— Start of SOURCE EXTRACT —

Sal Khan, a YouTube phenomenon, is on a stage talking to higher education professionals about how he’s disrupting their business. How he got here is an interesting story that has everything to do with money.
“I can’t claim to be a Mother Teresa, but the fact that helping people is more important than making money is just reality,” he told us.
In 2006, Khan was working in the world of hedge funds. To help his young cousins who were struggling with science and math concepts in grade school, he started tutoring them remotely via a series of YouTube videos.
This work, which became known as the Khan Academy and has turned into his full-time job, was less about financial profit and more about helping people who desperately needed a higher quality education.
Today, five years later, Khan has made more than 2,600 micro-lessons and posted them on YouTube. They’re all free for anyone to watch; yet somehow, without revenue, Khan feels he is more successful than he was in the world of finance.
Now, Khan is addressing a room of industry professionals at the Future of State Universities Conference in Dallas, talking about how technology can be used to give everyone a better education. The conference brought together education influencers from around the world, including university heads, state governors and policy makers. Moments before he spoke to them, Khan took a moment to talk with VentureBeat, and he gave us some amazing insights about work, money, happiness and the value of helping others.

— End of SOURCE EXTRACT —

STATED EXERCISE A: Rewrite the records from their start through the line containing "ratio-2019-cell: 90.80% ↵", replacing "amount-2018-value" with "amount-2018-number" and leaving everything else as is.
The article about Sal Khan and the records that come after it are unrelated material.

— Start of AVAILABLE RECORDS —

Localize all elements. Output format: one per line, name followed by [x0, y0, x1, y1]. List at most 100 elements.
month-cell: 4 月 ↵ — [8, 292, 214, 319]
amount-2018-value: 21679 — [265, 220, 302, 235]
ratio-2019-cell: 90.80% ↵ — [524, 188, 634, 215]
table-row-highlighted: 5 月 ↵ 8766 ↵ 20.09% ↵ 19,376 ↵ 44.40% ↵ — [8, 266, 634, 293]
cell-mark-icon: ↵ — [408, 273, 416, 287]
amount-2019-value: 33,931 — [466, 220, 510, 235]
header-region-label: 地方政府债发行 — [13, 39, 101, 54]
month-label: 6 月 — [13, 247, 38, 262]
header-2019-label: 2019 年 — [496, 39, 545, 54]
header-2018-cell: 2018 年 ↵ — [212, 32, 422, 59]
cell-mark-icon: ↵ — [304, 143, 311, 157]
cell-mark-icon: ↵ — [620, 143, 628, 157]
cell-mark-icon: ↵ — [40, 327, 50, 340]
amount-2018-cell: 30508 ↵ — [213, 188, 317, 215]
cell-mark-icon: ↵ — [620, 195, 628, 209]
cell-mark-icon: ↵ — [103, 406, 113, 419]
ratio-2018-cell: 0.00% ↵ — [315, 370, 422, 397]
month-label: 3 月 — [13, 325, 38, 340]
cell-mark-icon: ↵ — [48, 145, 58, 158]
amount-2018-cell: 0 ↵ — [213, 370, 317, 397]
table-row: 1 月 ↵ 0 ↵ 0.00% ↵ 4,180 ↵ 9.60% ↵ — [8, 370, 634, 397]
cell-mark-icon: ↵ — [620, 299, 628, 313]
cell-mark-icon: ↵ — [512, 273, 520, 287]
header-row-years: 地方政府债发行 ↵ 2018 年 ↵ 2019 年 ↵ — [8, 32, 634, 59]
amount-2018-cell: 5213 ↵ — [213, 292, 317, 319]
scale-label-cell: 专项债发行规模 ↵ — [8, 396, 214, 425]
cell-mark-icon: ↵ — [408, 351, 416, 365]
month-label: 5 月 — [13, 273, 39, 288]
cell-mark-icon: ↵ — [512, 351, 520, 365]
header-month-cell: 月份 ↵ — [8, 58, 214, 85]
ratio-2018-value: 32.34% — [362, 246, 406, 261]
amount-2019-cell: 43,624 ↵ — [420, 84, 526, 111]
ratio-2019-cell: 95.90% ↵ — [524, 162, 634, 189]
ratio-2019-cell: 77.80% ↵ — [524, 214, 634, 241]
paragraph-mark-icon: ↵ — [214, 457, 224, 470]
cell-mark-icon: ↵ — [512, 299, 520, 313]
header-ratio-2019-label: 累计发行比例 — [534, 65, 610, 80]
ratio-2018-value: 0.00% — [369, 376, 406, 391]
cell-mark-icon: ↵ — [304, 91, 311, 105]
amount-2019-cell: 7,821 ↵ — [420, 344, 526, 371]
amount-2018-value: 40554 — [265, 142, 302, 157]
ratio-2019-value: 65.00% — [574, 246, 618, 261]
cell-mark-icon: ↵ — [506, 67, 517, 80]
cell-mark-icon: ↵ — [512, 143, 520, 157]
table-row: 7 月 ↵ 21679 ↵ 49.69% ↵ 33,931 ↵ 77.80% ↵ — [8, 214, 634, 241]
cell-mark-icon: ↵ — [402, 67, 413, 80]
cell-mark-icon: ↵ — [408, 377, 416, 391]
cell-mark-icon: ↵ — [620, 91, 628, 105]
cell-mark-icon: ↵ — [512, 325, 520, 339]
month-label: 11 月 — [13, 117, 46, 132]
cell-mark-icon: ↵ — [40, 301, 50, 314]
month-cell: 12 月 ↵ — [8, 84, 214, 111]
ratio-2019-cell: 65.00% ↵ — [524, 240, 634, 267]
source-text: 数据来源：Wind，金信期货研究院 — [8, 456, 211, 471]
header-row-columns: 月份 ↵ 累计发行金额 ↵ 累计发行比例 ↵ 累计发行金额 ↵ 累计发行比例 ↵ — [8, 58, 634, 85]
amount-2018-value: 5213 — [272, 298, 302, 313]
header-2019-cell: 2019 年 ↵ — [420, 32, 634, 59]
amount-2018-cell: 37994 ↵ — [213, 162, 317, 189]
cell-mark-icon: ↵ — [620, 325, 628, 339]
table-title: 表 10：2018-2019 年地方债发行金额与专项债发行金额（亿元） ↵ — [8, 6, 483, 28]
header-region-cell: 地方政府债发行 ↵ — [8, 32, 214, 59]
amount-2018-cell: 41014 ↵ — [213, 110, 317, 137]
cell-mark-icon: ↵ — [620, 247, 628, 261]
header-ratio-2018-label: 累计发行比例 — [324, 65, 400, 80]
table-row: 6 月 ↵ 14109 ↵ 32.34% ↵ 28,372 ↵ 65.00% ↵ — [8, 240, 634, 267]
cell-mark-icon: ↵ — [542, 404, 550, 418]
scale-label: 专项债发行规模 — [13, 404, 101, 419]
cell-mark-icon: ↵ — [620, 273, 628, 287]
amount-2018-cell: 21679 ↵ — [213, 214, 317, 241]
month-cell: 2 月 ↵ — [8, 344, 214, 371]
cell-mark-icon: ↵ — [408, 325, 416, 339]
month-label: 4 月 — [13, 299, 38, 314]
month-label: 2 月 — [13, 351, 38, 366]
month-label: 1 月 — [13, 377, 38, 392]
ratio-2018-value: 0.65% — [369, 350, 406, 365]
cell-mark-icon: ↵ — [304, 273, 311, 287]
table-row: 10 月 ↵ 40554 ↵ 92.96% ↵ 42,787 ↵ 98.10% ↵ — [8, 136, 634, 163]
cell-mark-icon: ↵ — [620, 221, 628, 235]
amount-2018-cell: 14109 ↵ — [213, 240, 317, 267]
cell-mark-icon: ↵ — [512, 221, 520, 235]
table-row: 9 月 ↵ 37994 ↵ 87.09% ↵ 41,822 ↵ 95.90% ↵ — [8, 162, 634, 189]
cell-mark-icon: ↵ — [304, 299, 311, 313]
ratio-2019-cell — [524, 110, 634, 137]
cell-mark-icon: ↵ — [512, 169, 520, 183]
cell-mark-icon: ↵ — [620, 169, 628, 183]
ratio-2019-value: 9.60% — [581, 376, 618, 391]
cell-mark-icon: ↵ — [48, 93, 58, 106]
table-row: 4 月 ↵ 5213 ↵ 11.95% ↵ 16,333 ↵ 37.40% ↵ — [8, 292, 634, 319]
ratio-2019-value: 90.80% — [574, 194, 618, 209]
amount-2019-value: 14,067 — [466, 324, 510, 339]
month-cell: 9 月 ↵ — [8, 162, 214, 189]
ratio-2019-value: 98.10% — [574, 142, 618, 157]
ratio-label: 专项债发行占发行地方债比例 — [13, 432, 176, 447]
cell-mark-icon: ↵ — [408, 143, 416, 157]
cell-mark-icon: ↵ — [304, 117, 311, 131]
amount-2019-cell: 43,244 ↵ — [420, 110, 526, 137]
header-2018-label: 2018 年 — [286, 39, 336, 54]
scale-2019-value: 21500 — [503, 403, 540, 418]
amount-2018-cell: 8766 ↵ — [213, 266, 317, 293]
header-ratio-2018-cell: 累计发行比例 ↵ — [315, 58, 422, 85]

— End of AVAILABLE RECORDS —

STATED EXERCISE B: According to the article about Sal Khan, how many micro-lessons has Khan made and posted on YouTube?

EXPECTED OUTPUT A:
Localize all elements. Output format: one per line, name followed by [x0, y0, x1, y1]. List at most 100 elements.
month-cell: 4 月 ↵ — [8, 292, 214, 319]
amount-2018-number: 21679 — [265, 220, 302, 235]
ratio-2019-cell: 90.80% ↵ — [524, 188, 634, 215]

EXPECTED OUTPUT B: More than 2,600.